**GOALS:**
**1)** Please answer these questions from the Peterson v. Swanson opinion:
(a) On what ground did the court sustain the objection to any evidence?
(b) What name is given to the single form of action for enforcing private rights and redressing private wrongs?
(c) What is the proper practice when a complaint wholly fails to state a cause of action?
**2)** Translate this sentence from the Peterson v. Swanson opinion into Spanish: "Objections to a pleading merit no favor when first made on the trial of the case."

Peterson v. Swanson

167 N.W. 389 | N.D. | 1918

Robinson, J.

When this case was called for trial and a witness sworn, the court sustained an objection to any evidence on the ground that the complaint does not state a cause of action. Motions to amend were objected to and denied, and judgment was given that the action be dismissed, without prejudice to an action at law for damages.

In this state the distinction between actions at law and suits in equity áre abolished. There is but one form of action for the enforcement of private rights and the redress of private wrongs, which is named a civil action. There is no form of pleading, and yet the basis of every action is a complaint, which should state in a plain and concise manner the facts constituting a cause of action.

When a complaint wholly fails to state a cause of action, the proper practice is to demur to it, so that before trial the court may pass upon the sufficiency of the complaint and settle the issues to be tried. Objections to a pleading merit no favor when first made on the trial of the case.

**AVAILABLE DATA:**
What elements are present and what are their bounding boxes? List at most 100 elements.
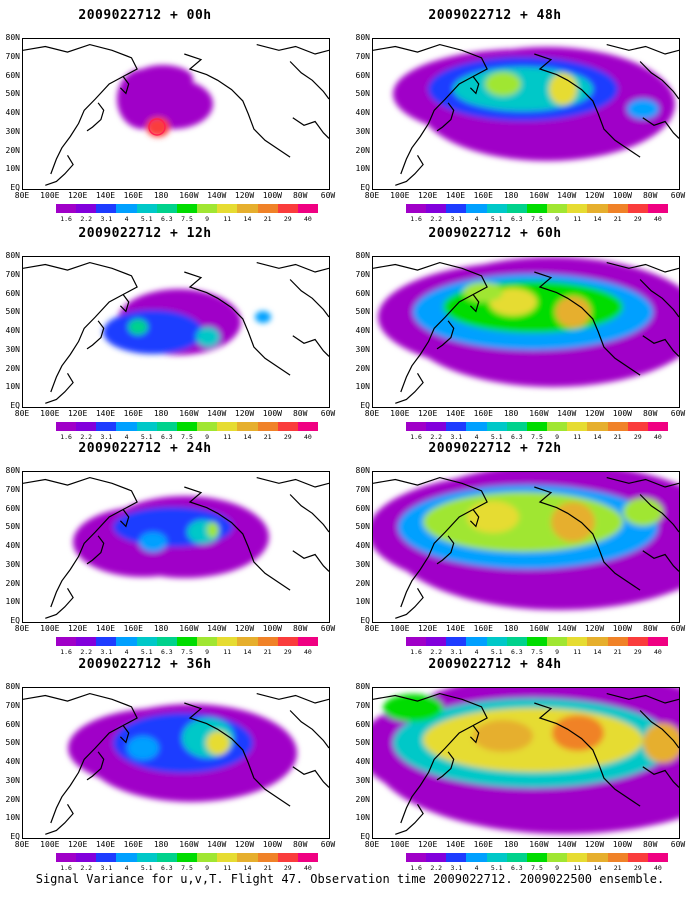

**SOLUTIONS TO THE EXERCISE:**
**1)**
(a) The complaint does not state a cause of action.
(b) A civil action.
(c) To demur to it.

**2)** Las objeciones a un escrito de alegaciones no merecen favor alguno cuando se formulan por primera vez en el juicio del caso.